━━━ Input for this task

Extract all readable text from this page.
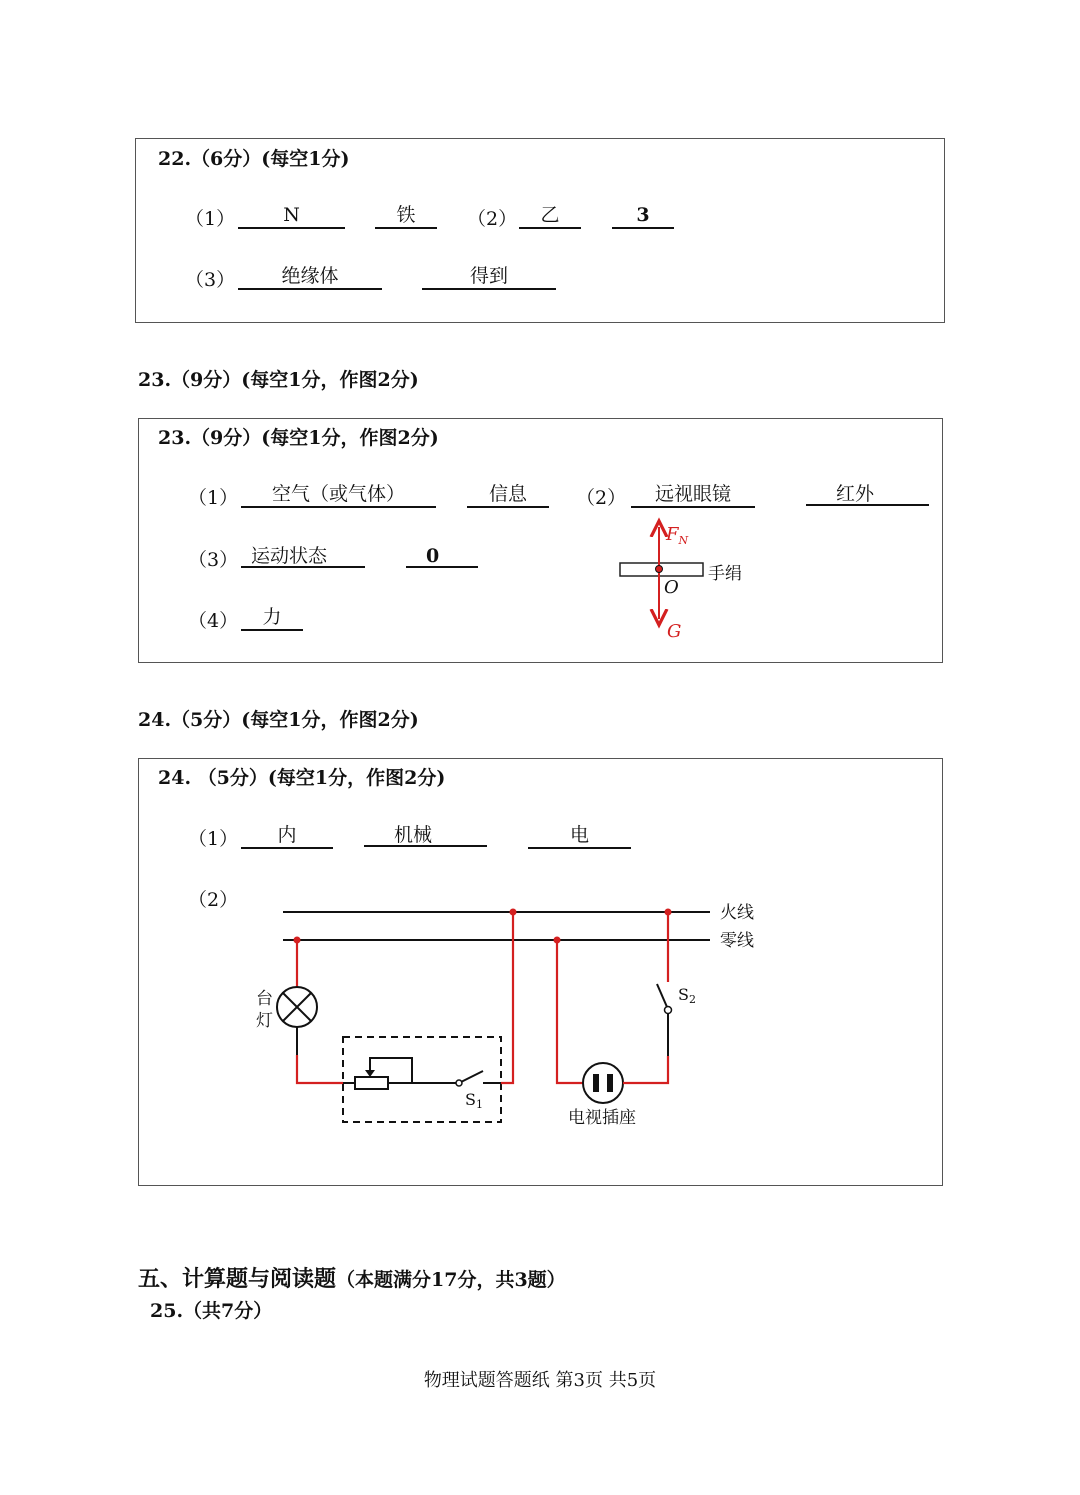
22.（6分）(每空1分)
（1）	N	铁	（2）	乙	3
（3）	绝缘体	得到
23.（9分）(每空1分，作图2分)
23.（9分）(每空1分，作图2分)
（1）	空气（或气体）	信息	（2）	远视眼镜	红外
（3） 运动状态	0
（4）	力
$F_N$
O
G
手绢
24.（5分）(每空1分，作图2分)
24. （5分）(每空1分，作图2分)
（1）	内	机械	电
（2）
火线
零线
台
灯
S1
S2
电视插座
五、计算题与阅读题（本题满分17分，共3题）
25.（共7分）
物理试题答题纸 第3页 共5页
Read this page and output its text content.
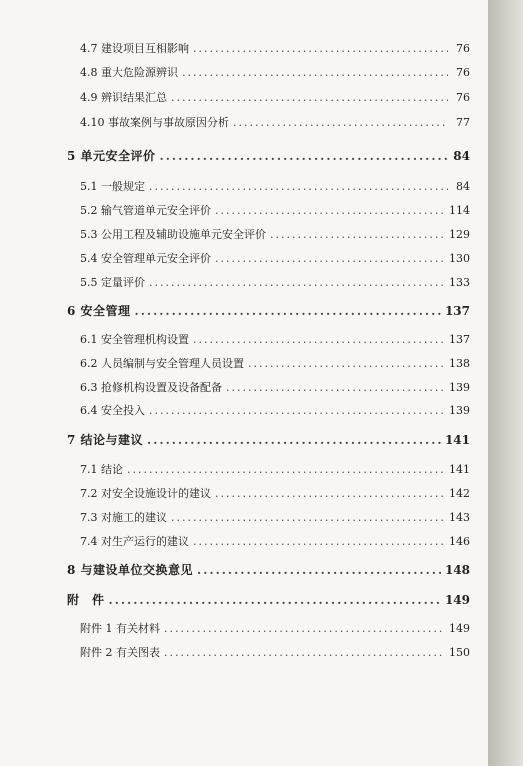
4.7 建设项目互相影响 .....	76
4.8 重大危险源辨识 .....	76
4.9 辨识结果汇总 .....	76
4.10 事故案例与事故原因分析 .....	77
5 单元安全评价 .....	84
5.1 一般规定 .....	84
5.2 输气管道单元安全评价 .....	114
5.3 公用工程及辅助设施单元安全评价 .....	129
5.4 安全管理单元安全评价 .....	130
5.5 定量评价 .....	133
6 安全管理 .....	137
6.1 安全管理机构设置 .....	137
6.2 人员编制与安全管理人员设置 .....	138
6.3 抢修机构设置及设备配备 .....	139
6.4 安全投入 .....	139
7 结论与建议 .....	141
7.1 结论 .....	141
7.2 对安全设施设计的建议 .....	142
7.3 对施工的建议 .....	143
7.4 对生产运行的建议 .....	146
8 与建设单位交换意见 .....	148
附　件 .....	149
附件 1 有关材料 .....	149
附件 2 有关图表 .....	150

━━━━━━

Using the records above, copy every line that has the word "text" in it.

◆ Completed task
Extract all readable text from this page.
Read this page and output its text content.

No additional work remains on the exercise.